(Records from a collection)
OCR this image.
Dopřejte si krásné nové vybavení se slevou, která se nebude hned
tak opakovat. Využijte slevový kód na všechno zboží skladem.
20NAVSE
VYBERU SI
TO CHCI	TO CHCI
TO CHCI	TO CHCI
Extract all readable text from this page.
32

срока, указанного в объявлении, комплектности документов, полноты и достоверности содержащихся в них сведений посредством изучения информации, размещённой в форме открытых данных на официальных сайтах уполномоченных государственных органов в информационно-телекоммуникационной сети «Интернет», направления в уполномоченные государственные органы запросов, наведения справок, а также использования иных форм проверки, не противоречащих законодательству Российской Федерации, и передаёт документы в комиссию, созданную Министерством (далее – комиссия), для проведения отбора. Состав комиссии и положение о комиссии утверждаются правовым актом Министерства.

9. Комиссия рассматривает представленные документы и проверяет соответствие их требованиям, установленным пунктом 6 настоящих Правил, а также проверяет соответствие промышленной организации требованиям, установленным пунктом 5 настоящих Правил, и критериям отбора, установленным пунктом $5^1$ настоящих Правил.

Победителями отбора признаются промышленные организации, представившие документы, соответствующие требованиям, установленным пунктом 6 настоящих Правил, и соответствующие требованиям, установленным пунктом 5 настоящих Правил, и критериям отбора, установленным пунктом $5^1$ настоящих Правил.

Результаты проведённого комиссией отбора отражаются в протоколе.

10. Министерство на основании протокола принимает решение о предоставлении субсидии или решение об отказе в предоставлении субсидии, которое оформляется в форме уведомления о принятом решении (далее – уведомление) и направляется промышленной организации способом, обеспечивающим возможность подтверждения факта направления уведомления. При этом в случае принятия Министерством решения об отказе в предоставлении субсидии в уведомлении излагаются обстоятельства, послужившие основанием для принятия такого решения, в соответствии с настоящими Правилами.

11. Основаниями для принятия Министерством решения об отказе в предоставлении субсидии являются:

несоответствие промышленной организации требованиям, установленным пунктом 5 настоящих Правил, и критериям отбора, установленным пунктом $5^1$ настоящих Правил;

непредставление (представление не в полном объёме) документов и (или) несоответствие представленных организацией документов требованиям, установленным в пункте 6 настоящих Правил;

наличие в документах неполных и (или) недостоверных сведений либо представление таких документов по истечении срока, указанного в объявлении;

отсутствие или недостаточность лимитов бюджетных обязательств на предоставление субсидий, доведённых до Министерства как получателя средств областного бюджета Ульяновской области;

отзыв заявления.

### [EXERCISE DIRECTIONS]
Copy each record from above without leaving any out.

### [TASK OUTPUT]
OCR this image.
Dopřejte si krásné nové vybavení se slevou, která se nebude hned
tak opakovat. Využijte slevový kód na všechno zboží skladem.
20NAVSE
VYBERU SI
TO CHCI	TO CHCI
TO CHCI	TO CHCI
Extract all readable text from this page.
32

срока, указанного в объявлении, комплектности документов, полноты и достоверности содержащихся в них сведений посредством изучения информации, размещённой в форме открытых данных на официальных сайтах уполномоченных государственных органов в информационно-телекоммуникационной сети «Интернет», направления в уполномоченные государственные органы запросов, наведения справок, а также использования иных форм проверки, не противоречащих законодательству Российской Федерации, и передаёт документы в комиссию, созданную Министерством (далее – комиссия), для проведения отбора. Состав комиссии и положение о комиссии утверждаются правовым актом Министерства.

9. Комиссия рассматривает представленные документы и проверяет соответствие их требованиям, установленным пунктом 6 настоящих Правил, а также проверяет соответствие промышленной организации требованиям, установленным пунктом 5 настоящих Правил, и критериям отбора, установленным пунктом $5^1$ настоящих Правил.

Победителями отбора признаются промышленные организации, представившие документы, соответствующие требованиям, установленным пунктом 6 настоящих Правил, и соответствующие требованиям, установленным пунктом 5 настоящих Правил, и критериям отбора, установленным пунктом $5^1$ настоящих Правил.

Результаты проведённого комиссией отбора отражаются в протоколе.

10. Министерство на основании протокола принимает решение о предоставлении субсидии или решение об отказе в предоставлении субсидии, которое оформляется в форме уведомления о принятом решении (далее – уведомление) и направляется промышленной организации способом, обеспечивающим возможность подтверждения факта направления уведомления. При этом в случае принятия Министерством решения об отказе в предоставлении субсидии в уведомлении излагаются обстоятельства, послужившие основанием для принятия такого решения, в соответствии с настоящими Правилами.

11. Основаниями для принятия Министерством решения об отказе в предоставлении субсидии являются:

несоответствие промышленной организации требованиям, установленным пунктом 5 настоящих Правил, и критериям отбора, установленным пунктом $5^1$ настоящих Правил;

непредставление (представление не в полном объёме) документов и (или) несоответствие представленных организацией документов требованиям, установленным в пункте 6 настоящих Правил;

наличие в документах неполных и (или) недостоверных сведений либо представление таких документов по истечении срока, указанного в объявлении;

отсутствие или недостаточность лимитов бюджетных обязательств на предоставление субсидий, доведённых до Министерства как получателя средств областного бюджета Ульяновской области;

отзыв заявления.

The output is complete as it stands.